> DATASET RECORDS:
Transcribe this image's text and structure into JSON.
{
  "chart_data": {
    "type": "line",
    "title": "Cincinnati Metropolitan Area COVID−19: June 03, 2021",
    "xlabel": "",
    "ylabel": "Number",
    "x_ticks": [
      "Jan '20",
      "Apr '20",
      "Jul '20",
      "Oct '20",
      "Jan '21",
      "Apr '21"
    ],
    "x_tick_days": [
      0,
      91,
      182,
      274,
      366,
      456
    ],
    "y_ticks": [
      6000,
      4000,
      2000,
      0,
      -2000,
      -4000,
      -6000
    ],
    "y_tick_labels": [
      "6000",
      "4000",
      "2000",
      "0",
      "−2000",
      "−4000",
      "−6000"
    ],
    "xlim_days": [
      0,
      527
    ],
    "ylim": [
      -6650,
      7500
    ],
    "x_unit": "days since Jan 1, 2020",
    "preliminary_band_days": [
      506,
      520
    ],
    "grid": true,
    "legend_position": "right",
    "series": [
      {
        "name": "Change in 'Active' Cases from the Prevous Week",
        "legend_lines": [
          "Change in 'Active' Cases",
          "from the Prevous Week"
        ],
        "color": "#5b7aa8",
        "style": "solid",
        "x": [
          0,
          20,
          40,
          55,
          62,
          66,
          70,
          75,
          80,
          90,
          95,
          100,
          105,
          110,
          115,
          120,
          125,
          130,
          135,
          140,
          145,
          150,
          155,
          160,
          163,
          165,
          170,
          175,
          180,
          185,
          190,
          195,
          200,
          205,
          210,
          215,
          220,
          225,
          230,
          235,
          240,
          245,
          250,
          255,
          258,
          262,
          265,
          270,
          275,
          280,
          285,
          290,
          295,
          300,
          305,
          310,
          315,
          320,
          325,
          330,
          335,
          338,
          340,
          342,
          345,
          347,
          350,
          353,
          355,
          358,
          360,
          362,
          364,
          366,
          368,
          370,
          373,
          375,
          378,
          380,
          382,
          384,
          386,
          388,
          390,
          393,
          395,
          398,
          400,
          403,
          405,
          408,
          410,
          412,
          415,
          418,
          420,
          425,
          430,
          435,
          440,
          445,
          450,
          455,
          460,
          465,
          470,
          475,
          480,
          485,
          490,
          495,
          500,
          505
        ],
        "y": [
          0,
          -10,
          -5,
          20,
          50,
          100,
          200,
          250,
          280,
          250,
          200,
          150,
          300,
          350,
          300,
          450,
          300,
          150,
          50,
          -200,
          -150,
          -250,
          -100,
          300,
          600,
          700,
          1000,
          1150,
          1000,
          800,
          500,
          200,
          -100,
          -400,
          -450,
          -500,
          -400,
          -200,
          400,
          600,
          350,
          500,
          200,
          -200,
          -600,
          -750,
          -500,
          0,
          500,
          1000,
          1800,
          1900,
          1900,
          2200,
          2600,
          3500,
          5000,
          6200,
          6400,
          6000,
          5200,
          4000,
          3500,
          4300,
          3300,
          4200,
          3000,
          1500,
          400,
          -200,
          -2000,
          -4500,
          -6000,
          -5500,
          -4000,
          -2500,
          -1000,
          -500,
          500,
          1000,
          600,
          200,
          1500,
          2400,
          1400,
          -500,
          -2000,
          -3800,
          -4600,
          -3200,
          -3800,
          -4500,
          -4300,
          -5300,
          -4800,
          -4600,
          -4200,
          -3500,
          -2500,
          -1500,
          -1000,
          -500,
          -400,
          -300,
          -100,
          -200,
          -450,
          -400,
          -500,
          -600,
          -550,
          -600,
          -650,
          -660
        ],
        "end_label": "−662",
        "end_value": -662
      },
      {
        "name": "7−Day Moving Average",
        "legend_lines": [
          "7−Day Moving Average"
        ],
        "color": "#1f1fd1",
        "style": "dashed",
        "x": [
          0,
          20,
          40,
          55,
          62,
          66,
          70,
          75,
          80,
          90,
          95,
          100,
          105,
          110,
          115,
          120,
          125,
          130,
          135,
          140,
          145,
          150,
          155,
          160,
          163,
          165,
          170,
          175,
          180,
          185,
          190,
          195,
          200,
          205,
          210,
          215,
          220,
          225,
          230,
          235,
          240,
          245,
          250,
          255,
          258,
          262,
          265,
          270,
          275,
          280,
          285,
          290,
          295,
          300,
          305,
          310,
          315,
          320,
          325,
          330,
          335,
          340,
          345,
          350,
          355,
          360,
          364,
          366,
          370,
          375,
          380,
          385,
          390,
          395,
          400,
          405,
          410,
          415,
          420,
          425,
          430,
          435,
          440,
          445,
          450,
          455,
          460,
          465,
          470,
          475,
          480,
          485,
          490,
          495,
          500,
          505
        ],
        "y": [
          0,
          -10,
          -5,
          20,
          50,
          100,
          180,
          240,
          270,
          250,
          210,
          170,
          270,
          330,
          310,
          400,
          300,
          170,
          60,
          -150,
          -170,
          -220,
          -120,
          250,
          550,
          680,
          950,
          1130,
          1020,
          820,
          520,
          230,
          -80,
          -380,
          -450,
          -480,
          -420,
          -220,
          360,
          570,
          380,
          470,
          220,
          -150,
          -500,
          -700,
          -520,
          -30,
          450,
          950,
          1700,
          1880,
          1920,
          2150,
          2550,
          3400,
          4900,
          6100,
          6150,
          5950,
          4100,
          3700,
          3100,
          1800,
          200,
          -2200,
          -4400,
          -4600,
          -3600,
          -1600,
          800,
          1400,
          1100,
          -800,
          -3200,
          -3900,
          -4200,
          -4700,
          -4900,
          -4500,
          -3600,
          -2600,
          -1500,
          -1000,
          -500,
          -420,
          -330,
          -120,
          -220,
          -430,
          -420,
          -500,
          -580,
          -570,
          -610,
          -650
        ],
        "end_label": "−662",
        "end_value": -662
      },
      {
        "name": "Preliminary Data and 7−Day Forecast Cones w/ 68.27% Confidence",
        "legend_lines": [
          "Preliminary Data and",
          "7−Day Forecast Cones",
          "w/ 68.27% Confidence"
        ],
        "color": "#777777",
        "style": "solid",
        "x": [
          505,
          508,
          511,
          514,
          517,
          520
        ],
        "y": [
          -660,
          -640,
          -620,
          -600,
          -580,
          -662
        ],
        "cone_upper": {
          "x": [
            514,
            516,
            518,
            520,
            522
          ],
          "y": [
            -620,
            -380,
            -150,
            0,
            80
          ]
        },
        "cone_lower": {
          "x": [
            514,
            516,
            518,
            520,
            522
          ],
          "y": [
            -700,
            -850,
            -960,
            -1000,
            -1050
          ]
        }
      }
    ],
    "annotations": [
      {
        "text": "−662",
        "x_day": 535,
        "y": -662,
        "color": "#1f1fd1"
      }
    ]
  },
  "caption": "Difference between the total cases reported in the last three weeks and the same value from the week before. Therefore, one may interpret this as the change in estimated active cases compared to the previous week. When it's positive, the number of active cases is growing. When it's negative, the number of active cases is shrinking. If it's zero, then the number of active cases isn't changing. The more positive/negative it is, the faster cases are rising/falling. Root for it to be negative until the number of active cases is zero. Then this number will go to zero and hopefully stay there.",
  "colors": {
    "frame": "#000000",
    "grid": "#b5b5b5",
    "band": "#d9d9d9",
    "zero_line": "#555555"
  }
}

> EXERCISE AIM:
Wherever the string "Average" appears in the entries above, list that line.

> TASK OUTPUT:
        "name": "7−Day Moving Average",
          "7−Day Moving Average"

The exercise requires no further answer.